▶ PROVIDED ENTRIES:

-- -- --

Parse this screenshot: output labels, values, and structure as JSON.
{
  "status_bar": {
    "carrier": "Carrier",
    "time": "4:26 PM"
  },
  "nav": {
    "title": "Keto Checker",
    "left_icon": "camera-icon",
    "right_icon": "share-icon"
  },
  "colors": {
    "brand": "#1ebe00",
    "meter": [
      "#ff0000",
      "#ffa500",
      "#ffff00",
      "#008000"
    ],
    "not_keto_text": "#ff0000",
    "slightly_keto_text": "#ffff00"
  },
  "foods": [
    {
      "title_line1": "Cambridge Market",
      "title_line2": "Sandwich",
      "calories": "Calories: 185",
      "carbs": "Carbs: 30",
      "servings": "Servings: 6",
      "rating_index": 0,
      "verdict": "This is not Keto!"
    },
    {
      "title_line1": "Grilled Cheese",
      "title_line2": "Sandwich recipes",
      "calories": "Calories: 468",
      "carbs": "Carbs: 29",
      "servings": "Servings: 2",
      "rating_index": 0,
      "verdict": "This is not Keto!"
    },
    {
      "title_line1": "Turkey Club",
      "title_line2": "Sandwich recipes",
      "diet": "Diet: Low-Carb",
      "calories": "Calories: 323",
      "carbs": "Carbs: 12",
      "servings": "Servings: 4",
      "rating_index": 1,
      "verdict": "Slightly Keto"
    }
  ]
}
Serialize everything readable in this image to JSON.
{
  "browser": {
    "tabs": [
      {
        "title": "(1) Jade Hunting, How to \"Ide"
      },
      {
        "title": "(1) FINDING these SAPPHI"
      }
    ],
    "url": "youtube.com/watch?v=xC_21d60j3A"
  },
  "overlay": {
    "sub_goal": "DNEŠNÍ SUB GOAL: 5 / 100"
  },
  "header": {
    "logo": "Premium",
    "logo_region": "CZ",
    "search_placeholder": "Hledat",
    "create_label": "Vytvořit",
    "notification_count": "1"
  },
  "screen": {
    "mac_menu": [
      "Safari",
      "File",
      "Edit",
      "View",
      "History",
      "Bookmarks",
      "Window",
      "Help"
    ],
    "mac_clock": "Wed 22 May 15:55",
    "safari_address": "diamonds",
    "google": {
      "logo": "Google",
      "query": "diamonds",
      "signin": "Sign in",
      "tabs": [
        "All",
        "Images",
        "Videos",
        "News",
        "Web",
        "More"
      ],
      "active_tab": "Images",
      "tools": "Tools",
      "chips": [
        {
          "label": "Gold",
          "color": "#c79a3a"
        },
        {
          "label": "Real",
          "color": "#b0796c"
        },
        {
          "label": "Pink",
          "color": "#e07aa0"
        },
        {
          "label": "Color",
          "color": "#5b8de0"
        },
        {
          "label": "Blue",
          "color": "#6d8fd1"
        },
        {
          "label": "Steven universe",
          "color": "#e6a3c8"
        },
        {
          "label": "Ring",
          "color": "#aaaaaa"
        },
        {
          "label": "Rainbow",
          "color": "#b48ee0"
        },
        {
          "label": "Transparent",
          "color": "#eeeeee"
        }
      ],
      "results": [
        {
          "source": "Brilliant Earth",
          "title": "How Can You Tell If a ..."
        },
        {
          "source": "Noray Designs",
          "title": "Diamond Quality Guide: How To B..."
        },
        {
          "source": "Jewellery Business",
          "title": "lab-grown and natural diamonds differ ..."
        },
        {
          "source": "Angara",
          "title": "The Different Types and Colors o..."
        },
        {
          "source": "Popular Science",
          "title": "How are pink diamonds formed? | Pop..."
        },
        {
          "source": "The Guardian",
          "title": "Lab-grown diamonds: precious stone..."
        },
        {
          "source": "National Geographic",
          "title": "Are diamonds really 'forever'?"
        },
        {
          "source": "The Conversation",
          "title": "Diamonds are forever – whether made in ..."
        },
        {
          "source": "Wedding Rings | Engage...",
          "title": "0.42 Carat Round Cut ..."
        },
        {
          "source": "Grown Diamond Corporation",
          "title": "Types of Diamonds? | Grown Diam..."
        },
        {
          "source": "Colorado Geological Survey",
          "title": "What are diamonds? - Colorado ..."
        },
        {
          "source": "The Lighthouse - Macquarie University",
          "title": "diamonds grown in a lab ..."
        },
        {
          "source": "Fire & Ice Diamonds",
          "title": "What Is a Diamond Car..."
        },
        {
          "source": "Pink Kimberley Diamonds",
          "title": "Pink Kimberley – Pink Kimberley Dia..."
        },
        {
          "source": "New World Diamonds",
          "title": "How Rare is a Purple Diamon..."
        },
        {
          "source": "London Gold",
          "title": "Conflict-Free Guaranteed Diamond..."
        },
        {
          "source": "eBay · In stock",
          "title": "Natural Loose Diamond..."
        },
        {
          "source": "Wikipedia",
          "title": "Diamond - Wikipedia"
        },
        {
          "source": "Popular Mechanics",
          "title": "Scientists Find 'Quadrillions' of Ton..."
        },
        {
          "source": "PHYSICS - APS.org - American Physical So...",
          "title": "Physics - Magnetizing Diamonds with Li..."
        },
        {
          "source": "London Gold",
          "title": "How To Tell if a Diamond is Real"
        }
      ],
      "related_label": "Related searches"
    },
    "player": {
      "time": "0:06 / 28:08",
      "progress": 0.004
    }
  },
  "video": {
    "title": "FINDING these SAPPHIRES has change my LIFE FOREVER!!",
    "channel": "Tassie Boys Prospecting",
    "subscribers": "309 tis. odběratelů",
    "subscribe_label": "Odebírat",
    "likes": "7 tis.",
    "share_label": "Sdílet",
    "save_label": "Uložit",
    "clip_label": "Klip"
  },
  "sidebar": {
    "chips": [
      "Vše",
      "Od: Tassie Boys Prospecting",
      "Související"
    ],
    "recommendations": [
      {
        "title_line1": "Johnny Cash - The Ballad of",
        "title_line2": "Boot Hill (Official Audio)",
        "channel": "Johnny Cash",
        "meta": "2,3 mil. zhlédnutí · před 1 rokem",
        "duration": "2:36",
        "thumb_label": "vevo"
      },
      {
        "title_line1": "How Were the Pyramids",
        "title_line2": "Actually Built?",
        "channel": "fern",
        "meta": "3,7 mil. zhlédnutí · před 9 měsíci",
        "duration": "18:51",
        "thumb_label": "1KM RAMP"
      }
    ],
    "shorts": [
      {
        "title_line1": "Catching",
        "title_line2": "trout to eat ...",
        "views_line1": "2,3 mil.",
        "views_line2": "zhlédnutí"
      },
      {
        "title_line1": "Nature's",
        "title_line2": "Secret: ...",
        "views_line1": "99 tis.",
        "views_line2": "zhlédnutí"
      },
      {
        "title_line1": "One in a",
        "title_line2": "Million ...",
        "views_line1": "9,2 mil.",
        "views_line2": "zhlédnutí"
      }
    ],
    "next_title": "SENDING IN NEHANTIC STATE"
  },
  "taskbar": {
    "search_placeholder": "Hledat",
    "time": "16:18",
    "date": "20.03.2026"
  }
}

-- -- --

▶ WRITTEN EXERCISE:
Write out the data again, exactly and in full.

▶ ANSWER TO THE TASK:
Parse this screenshot: output labels, values, and structure as JSON.
{
  "status_bar": {
    "carrier": "Carrier",
    "time": "4:26 PM"
  },
  "nav": {
    "title": "Keto Checker",
    "left_icon": "camera-icon",
    "right_icon": "share-icon"
  },
  "colors": {
    "brand": "#1ebe00",
    "meter": [
      "#ff0000",
      "#ffa500",
      "#ffff00",
      "#008000"
    ],
    "not_keto_text": "#ff0000",
    "slightly_keto_text": "#ffff00"
  },
  "foods": [
    {
      "title_line1": "Cambridge Market",
      "title_line2": "Sandwich",
      "calories": "Calories: 185",
      "carbs": "Carbs: 30",
      "servings": "Servings: 6",
      "rating_index": 0,
      "verdict": "This is not Keto!"
    },
    {
      "title_line1": "Grilled Cheese",
      "title_line2": "Sandwich recipes",
      "calories": "Calories: 468",
      "carbs": "Carbs: 29",
      "servings": "Servings: 2",
      "rating_index": 0,
      "verdict": "This is not Keto!"
    },
    {
      "title_line1": "Turkey Club",
      "title_line2": "Sandwich recipes",
      "diet": "Diet: Low-Carb",
      "calories": "Calories: 323",
      "carbs": "Carbs: 12",
      "servings": "Servings: 4",
      "rating_index": 1,
      "verdict": "Slightly Keto"
    }
  ]
}
Serialize everything readable in this image to JSON.
{
  "browser": {
    "tabs": [
      {
        "title": "(1) Jade Hunting, How to \"Ide"
      },
      {
        "title": "(1) FINDING these SAPPHI"
      }
    ],
    "url": "youtube.com/watch?v=xC_21d60j3A"
  },
  "overlay": {
    "sub_goal": "DNEŠNÍ SUB GOAL: 5 / 100"
  },
  "header": {
    "logo": "Premium",
    "logo_region": "CZ",
    "search_placeholder": "Hledat",
    "create_label": "Vytvořit",
    "notification_count": "1"
  },
  "screen": {
    "mac_menu": [
      "Safari",
      "File",
      "Edit",
      "View",
      "History",
      "Bookmarks",
      "Window",
      "Help"
    ],
    "mac_clock": "Wed 22 May 15:55",
    "safari_address": "diamonds",
    "google": {
      "logo": "Google",
      "query": "diamonds",
      "signin": "Sign in",
      "tabs": [
        "All",
        "Images",
        "Videos",
        "News",
        "Web",
        "More"
      ],
      "active_tab": "Images",
      "tools": "Tools",
      "chips": [
        {
          "label": "Gold",
          "color": "#c79a3a"
        },
        {
          "label": "Real",
          "color": "#b0796c"
        },
        {
          "label": "Pink",
          "color": "#e07aa0"
        },
        {
          "label": "Color",
          "color": "#5b8de0"
        },
        {
          "label": "Blue",
          "color": "#6d8fd1"
        },
        {
          "label": "Steven universe",
          "color": "#e6a3c8"
        },
        {
          "label": "Ring",
          "color": "#aaaaaa"
        },
        {
          "label": "Rainbow",
          "color": "#b48ee0"
        },
        {
          "label": "Transparent",
          "color": "#eeeeee"
        }
      ],
      "results": [
        {
          "source": "Brilliant Earth",
          "title": "How Can You Tell If a ..."
        },
        {
          "source": "Noray Designs",
          "title": "Diamond Quality Guide: How To B..."
        },
        {
          "source": "Jewellery Business",
          "title": "lab-grown and natural diamonds differ ..."
        },
        {
          "source": "Angara",
          "title": "The Different Types and Colors o..."
        },
        {
          "source": "Popular Science",
          "title": "How are pink diamonds formed? | Pop..."
        },
        {
          "source": "The Guardian",
          "title": "Lab-grown diamonds: precious stone..."
        },
        {
          "source": "National Geographic",
          "title": "Are diamonds really 'forever'?"
        },
        {
          "source": "The Conversation",
          "title": "Diamonds are forever – whether made in ..."
        },
        {
          "source": "Wedding Rings | Engage...",
          "title": "0.42 Carat Round Cut ..."
        },
        {
          "source": "Grown Diamond Corporation",
          "title": "Types of Diamonds? | Grown Diam..."
        },
        {
          "source": "Colorado Geological Survey",
          "title": "What are diamonds? - Colorado ..."
        },
        {
          "source": "The Lighthouse - Macquarie University",
          "title": "diamonds grown in a lab ..."
        },
        {
          "source": "Fire & Ice Diamonds",
          "title": "What Is a Diamond Car..."
        },
        {
          "source": "Pink Kimberley Diamonds",
          "title": "Pink Kimberley – Pink Kimberley Dia..."
        },
        {
          "source": "New World Diamonds",
          "title": "How Rare is a Purple Diamon..."
        },
        {
          "source": "London Gold",
          "title": "Conflict-Free Guaranteed Diamond..."
        },
        {
          "source": "eBay · In stock",
          "title": "Natural Loose Diamond..."
        },
        {
          "source": "Wikipedia",
          "title": "Diamond - Wikipedia"
        },
        {
          "source": "Popular Mechanics",
          "title": "Scientists Find 'Quadrillions' of Ton..."
        },
        {
          "source": "PHYSICS - APS.org - American Physical So...",
          "title": "Physics - Magnetizing Diamonds with Li..."
        },
        {
          "source": "London Gold",
          "title": "How To Tell if a Diamond is Real"
        }
      ],
      "related_label": "Related searches"
    },
    "player": {
      "time": "0:06 / 28:08",
      "progress": 0.004
    }
  },
  "video": {
    "title": "FINDING these SAPPHIRES has change my LIFE FOREVER!!",
    "channel": "Tassie Boys Prospecting",
    "subscribers": "309 tis. odběratelů",
    "subscribe_label": "Odebírat",
    "likes": "7 tis.",
    "share_label": "Sdílet",
    "save_label": "Uložit",
    "clip_label": "Klip"
  },
  "sidebar": {
    "chips": [
      "Vše",
      "Od: Tassie Boys Prospecting",
      "Související"
    ],
    "recommendations": [
      {
        "title_line1": "Johnny Cash - The Ballad of",
        "title_line2": "Boot Hill (Official Audio)",
        "channel": "Johnny Cash",
        "meta": "2,3 mil. zhlédnutí · před 1 rokem",
        "duration": "2:36",
        "thumb_label": "vevo"
      },
      {
        "title_line1": "How Were the Pyramids",
        "title_line2": "Actually Built?",
        "channel": "fern",
        "meta": "3,7 mil. zhlédnutí · před 9 měsíci",
        "duration": "18:51",
        "thumb_label": "1KM RAMP"
      }
    ],
    "shorts": [
      {
        "title_line1": "Catching",
        "title_line2": "trout to eat ...",
        "views_line1": "2,3 mil.",
        "views_line2": "zhlédnutí"
      },
      {
        "title_line1": "Nature's",
        "title_line2": "Secret: ...",
        "views_line1": "99 tis.",
        "views_line2": "zhlédnutí"
      },
      {
        "title_line1": "One in a",
        "title_line2": "Million ...",
        "views_line1": "9,2 mil.",
        "views_line2": "zhlédnutí"
      }
    ],
    "next_title": "SENDING IN NEHANTIC STATE"
  },
  "taskbar": {
    "search_placeholder": "Hledat",
    "time": "16:18",
    "date": "20.03.2026"
  }
}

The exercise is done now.